Data items
____________

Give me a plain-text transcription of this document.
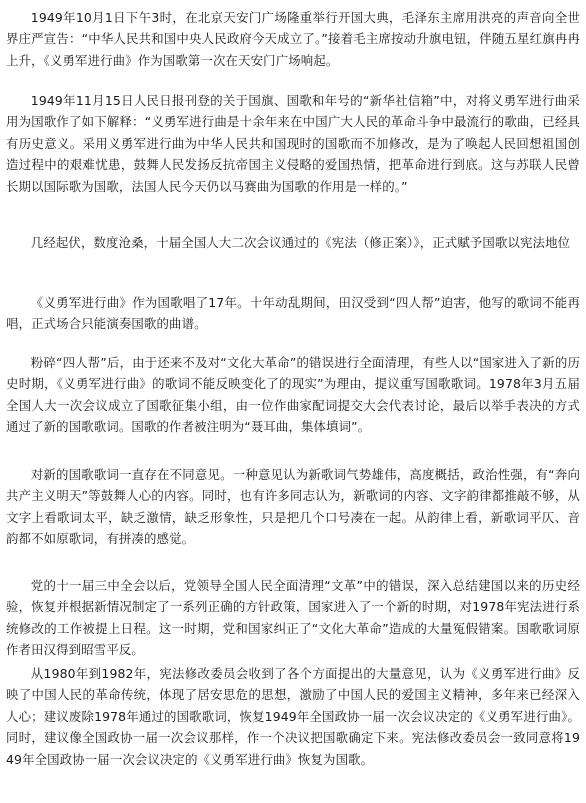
1949年10月1日下午3时，在北京天安门广场隆重举行开国大典，毛泽东主席用洪亮的声音向全世界庄严宣告：“中华人民共和国中央人民政府今天成立了。”接着毛主席按动升旗电钮，伴随五星红旗冉冉上升，《义勇军进行曲》作为国歌第一次在天安门广场响起。

1949年11月15日人民日报刊登的关于国旗、国歌和年号的“新华社信箱”中，对将义勇军进行曲采用为国歌作了如下解释：“义勇军进行曲是十余年来在中国广大人民的革命斗争中最流行的歌曲，已经具有历史意义。采用义勇军进行曲为中华人民共和国现时的国歌而不加修改，是为了唤起人民回想祖国创造过程中的艰难忧患，鼓舞人民发扬反抗帝国主义侵略的爱国热情，把革命进行到底。这与苏联人民曾长期以国际歌为国歌，法国人民今天仍以马赛曲为国歌的作用是一样的。”

几经起伏，数度沧桑，十届全国人大二次会议通过的《宪法（修正案）》，正式赋予国歌以宪法地位

《义勇军进行曲》作为国歌唱了17年。十年动乱期间，田汉受到“四人帮”迫害，他写的歌词不能再唱，正式场合只能演奏国歌的曲谱。

粉碎“四人帮”后，由于还来不及对“文化大革命”的错误进行全面清理，有些人以“国家进入了新的历史时期，《义勇军进行曲》的歌词不能反映变化了的现实”为理由，提议重写国歌歌词。1978年3月五届全国人大一次会议成立了国歌征集小组，由一位作曲家配词提交大会代表讨论，最后以举手表决的方式通过了新的国歌歌词。国歌的作者被注明为“聂耳曲，集体填词”。

对新的国歌歌词一直存在不同意见。一种意见认为新歌词气势雄伟，高度概括，政治性强，有“奔向共产主义明天”等鼓舞人心的内容。同时，也有许多同志认为，新歌词的内容、文字韵律都推敲不够，从文字上看歌词太平，缺乏激情，缺乏形象性，只是把几个口号凑在一起。从韵律上看，新歌词平仄、音韵都不如原歌词，有拼凑的感觉。

党的十一届三中全会以后，党领导全国人民全面清理“文革”中的错误，深入总结建国以来的历史经验，恢复并根据新情况制定了一系列正确的方针政策，国家进入了一个新的时期，对1978年宪法进行系统修改的工作被提上日程。这一时期，党和国家纠正了“文化大革命”造成的大量冤假错案。国歌歌词原作者田汉得到昭雪平反。

从1980年到1982年，宪法修改委员会收到了各个方面提出的大量意见，认为《义勇军进行曲》反映了中国人民的革命传统，体现了居安思危的思想，激励了中国人民的爱国主义精神，多年来已经深入人心；建议废除1978年通过的国歌歌词，恢复1949年全国政协一届一次会议决定的《义勇军进行曲》。同时，建议像全国政协一届一次会议那样，作一个决议把国歌确定下来。宪法修改委员会一致同意将1949年全国政协一届一次会议决定的《义勇军进行曲》恢复为国歌。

____________

TO BE DONE: Reproduce the data above in full, exactly as it is, with the pictures left out.

RESULT OF THE TASK:
Give me a plain-text transcription of this document.
1949年10月1日下午3时，在北京天安门广场隆重举行开国大典，毛泽东主席用洪亮的声音向全世界庄严宣告：“中华人民共和国中央人民政府今天成立了。”接着毛主席按动升旗电钮，伴随五星红旗冉冉上升，《义勇军进行曲》作为国歌第一次在天安门广场响起。

1949年11月15日人民日报刊登的关于国旗、国歌和年号的“新华社信箱”中，对将义勇军进行曲采用为国歌作了如下解释：“义勇军进行曲是十余年来在中国广大人民的革命斗争中最流行的歌曲，已经具有历史意义。采用义勇军进行曲为中华人民共和国现时的国歌而不加修改，是为了唤起人民回想祖国创造过程中的艰难忧患，鼓舞人民发扬反抗帝国主义侵略的爱国热情，把革命进行到底。这与苏联人民曾长期以国际歌为国歌，法国人民今天仍以马赛曲为国歌的作用是一样的。”

几经起伏，数度沧桑，十届全国人大二次会议通过的《宪法（修正案）》，正式赋予国歌以宪法地位

《义勇军进行曲》作为国歌唱了17年。十年动乱期间，田汉受到“四人帮”迫害，他写的歌词不能再唱，正式场合只能演奏国歌的曲谱。

粉碎“四人帮”后，由于还来不及对“文化大革命”的错误进行全面清理，有些人以“国家进入了新的历史时期，《义勇军进行曲》的歌词不能反映变化了的现实”为理由，提议重写国歌歌词。1978年3月五届全国人大一次会议成立了国歌征集小组，由一位作曲家配词提交大会代表讨论，最后以举手表决的方式通过了新的国歌歌词。国歌的作者被注明为“聂耳曲，集体填词”。

对新的国歌歌词一直存在不同意见。一种意见认为新歌词气势雄伟，高度概括，政治性强，有“奔向共产主义明天”等鼓舞人心的内容。同时，也有许多同志认为，新歌词的内容、文字韵律都推敲不够，从文字上看歌词太平，缺乏激情，缺乏形象性，只是把几个口号凑在一起。从韵律上看，新歌词平仄、音韵都不如原歌词，有拼凑的感觉。

党的十一届三中全会以后，党领导全国人民全面清理“文革”中的错误，深入总结建国以来的历史经验，恢复并根据新情况制定了一系列正确的方针政策，国家进入了一个新的时期，对1978年宪法进行系统修改的工作被提上日程。这一时期，党和国家纠正了“文化大革命”造成的大量冤假错案。国歌歌词原作者田汉得到昭雪平反。

从1980年到1982年，宪法修改委员会收到了各个方面提出的大量意见，认为《义勇军进行曲》反映了中国人民的革命传统，体现了居安思危的思想，激励了中国人民的爱国主义精神，多年来已经深入人心；建议废除1978年通过的国歌歌词，恢复1949年全国政协一届一次会议决定的《义勇军进行曲》。同时，建议像全国政协一届一次会议那样，作一个决议把国歌确定下来。宪法修改委员会一致同意将1949年全国政协一届一次会议决定的《义勇军进行曲》恢复为国歌。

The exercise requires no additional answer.